TO DO: Print out each entry below exactly, please.

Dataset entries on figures

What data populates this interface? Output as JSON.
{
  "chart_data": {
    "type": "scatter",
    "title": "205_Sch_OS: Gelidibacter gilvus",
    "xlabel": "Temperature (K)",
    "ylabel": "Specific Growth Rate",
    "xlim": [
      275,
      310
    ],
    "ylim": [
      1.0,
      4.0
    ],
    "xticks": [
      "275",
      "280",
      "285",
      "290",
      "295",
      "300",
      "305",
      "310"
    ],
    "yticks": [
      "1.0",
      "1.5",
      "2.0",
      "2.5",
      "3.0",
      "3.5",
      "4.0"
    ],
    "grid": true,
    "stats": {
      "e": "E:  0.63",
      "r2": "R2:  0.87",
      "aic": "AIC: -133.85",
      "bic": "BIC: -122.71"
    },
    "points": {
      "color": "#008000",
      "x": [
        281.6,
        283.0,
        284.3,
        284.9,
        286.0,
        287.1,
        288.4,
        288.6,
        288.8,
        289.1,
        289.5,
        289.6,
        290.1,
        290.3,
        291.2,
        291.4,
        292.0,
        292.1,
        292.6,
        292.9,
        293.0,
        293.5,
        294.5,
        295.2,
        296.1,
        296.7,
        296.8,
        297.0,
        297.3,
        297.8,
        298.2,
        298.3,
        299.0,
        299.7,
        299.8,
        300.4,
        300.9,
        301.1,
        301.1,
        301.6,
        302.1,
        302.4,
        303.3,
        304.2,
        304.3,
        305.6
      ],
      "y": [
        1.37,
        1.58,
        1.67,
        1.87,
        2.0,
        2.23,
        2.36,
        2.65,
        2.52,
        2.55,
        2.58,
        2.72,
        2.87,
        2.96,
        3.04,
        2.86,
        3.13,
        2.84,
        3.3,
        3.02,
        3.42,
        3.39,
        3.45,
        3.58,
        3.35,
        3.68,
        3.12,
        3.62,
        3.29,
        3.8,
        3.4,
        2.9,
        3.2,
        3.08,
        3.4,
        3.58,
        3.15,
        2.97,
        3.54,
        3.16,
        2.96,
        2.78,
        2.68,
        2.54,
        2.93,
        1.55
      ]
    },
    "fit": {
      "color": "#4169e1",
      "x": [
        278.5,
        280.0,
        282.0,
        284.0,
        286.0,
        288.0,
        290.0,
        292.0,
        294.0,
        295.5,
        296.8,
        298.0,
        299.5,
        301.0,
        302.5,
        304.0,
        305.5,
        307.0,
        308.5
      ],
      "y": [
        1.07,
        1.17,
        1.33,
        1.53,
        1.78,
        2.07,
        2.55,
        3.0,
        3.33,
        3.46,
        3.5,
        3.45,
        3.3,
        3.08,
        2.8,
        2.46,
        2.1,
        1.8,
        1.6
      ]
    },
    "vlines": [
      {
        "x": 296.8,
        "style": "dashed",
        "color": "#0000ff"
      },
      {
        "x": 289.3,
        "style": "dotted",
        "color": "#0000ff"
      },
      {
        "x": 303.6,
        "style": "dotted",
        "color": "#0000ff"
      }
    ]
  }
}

THE COMPLETED TASK:
What data populates this interface? Output as JSON.
{
  "chart_data": {
    "type": "scatter",
    "title": "205_Sch_OS: Gelidibacter gilvus",
    "xlabel": "Temperature (K)",
    "ylabel": "Specific Growth Rate",
    "xlim": [
      275,
      310
    ],
    "ylim": [
      1.0,
      4.0
    ],
    "xticks": [
      "275",
      "280",
      "285",
      "290",
      "295",
      "300",
      "305",
      "310"
    ],
    "yticks": [
      "1.0",
      "1.5",
      "2.0",
      "2.5",
      "3.0",
      "3.5",
      "4.0"
    ],
    "grid": true,
    "stats": {
      "e": "E:  0.63",
      "r2": "R2:  0.87",
      "aic": "AIC: -133.85",
      "bic": "BIC: -122.71"
    },
    "points": {
      "color": "#008000",
      "x": [
        281.6,
        283.0,
        284.3,
        284.9,
        286.0,
        287.1,
        288.4,
        288.6,
        288.8,
        289.1,
        289.5,
        289.6,
        290.1,
        290.3,
        291.2,
        291.4,
        292.0,
        292.1,
        292.6,
        292.9,
        293.0,
        293.5,
        294.5,
        295.2,
        296.1,
        296.7,
        296.8,
        297.0,
        297.3,
        297.8,
        298.2,
        298.3,
        299.0,
        299.7,
        299.8,
        300.4,
        300.9,
        301.1,
        301.1,
        301.6,
        302.1,
        302.4,
        303.3,
        304.2,
        304.3,
        305.6
      ],
      "y": [
        1.37,
        1.58,
        1.67,
        1.87,
        2.0,
        2.23,
        2.36,
        2.65,
        2.52,
        2.55,
        2.58,
        2.72,
        2.87,
        2.96,
        3.04,
        2.86,
        3.13,
        2.84,
        3.3,
        3.02,
        3.42,
        3.39,
        3.45,
        3.58,
        3.35,
        3.68,
        3.12,
        3.62,
        3.29,
        3.8,
        3.4,
        2.9,
        3.2,
        3.08,
        3.4,
        3.58,
        3.15,
        2.97,
        3.54,
        3.16,
        2.96,
        2.78,
        2.68,
        2.54,
        2.93,
        1.55
      ]
    },
    "fit": {
      "color": "#4169e1",
      "x": [
        278.5,
        280.0,
        282.0,
        284.0,
        286.0,
        288.0,
        290.0,
        292.0,
        294.0,
        295.5,
        296.8,
        298.0,
        299.5,
        301.0,
        302.5,
        304.0,
        305.5,
        307.0,
        308.5
      ],
      "y": [
        1.07,
        1.17,
        1.33,
        1.53,
        1.78,
        2.07,
        2.55,
        3.0,
        3.33,
        3.46,
        3.5,
        3.45,
        3.3,
        3.08,
        2.8,
        2.46,
        2.1,
        1.8,
        1.6
      ]
    },
    "vlines": [
      {
        "x": 296.8,
        "style": "dashed",
        "color": "#0000ff"
      },
      {
        "x": 289.3,
        "style": "dotted",
        "color": "#0000ff"
      },
      {
        "x": 303.6,
        "style": "dotted",
        "color": "#0000ff"
      }
    ]
  }
}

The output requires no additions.